WORK TO COMPLETE:
Comb the records below for the string "vscode" and copy each line where it turns up.

THE RECORDS:
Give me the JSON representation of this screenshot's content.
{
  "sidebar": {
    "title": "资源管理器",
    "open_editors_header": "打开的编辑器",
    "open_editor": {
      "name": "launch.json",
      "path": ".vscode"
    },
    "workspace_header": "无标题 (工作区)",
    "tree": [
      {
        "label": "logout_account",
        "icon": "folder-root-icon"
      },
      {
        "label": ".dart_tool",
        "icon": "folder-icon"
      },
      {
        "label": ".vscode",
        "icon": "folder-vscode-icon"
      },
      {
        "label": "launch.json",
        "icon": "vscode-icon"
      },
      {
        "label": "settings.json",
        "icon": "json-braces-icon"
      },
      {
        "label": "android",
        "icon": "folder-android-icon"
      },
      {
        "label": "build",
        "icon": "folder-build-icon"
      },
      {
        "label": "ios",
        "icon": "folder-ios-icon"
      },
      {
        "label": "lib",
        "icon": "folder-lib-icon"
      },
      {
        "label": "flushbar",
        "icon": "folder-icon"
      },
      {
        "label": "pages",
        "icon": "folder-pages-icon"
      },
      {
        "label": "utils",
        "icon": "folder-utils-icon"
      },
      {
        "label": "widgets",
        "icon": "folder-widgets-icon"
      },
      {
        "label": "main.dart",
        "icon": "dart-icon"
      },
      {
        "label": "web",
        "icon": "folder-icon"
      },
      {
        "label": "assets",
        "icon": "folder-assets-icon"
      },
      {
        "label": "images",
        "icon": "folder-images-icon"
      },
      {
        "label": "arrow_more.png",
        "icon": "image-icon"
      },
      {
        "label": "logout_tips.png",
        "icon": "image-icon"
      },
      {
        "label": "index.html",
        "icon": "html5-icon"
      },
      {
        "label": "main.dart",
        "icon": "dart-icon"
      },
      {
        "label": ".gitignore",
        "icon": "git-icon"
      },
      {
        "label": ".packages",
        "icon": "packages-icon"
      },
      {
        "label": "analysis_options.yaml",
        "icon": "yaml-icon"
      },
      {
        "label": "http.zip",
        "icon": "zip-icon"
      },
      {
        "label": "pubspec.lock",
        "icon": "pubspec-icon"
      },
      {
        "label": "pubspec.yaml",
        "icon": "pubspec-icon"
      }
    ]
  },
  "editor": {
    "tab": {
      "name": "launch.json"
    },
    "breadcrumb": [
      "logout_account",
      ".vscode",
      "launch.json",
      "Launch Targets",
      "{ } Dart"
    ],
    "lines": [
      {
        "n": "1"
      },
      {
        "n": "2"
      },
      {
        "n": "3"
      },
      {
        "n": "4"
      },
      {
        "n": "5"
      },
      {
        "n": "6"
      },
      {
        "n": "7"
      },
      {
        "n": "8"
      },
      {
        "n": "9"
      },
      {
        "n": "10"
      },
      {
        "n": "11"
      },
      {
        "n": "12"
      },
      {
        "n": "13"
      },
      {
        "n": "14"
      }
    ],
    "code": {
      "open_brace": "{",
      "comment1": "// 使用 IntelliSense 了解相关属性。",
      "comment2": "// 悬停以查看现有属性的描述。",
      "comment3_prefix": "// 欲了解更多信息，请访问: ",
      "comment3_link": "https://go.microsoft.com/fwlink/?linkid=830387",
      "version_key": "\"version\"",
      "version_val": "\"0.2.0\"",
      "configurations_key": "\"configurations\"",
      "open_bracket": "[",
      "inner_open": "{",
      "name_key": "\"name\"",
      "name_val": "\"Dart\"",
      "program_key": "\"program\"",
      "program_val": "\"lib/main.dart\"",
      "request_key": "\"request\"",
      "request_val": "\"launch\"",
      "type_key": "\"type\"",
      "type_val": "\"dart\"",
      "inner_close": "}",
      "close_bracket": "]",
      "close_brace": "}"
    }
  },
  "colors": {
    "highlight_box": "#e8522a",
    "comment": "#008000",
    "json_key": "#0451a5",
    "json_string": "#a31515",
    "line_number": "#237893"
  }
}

TASK RESPONSE:
      "path": ".vscode"
        "label": ".vscode",
        "icon": "folder-vscode-icon"
        "icon": "vscode-icon"
      ".vscode",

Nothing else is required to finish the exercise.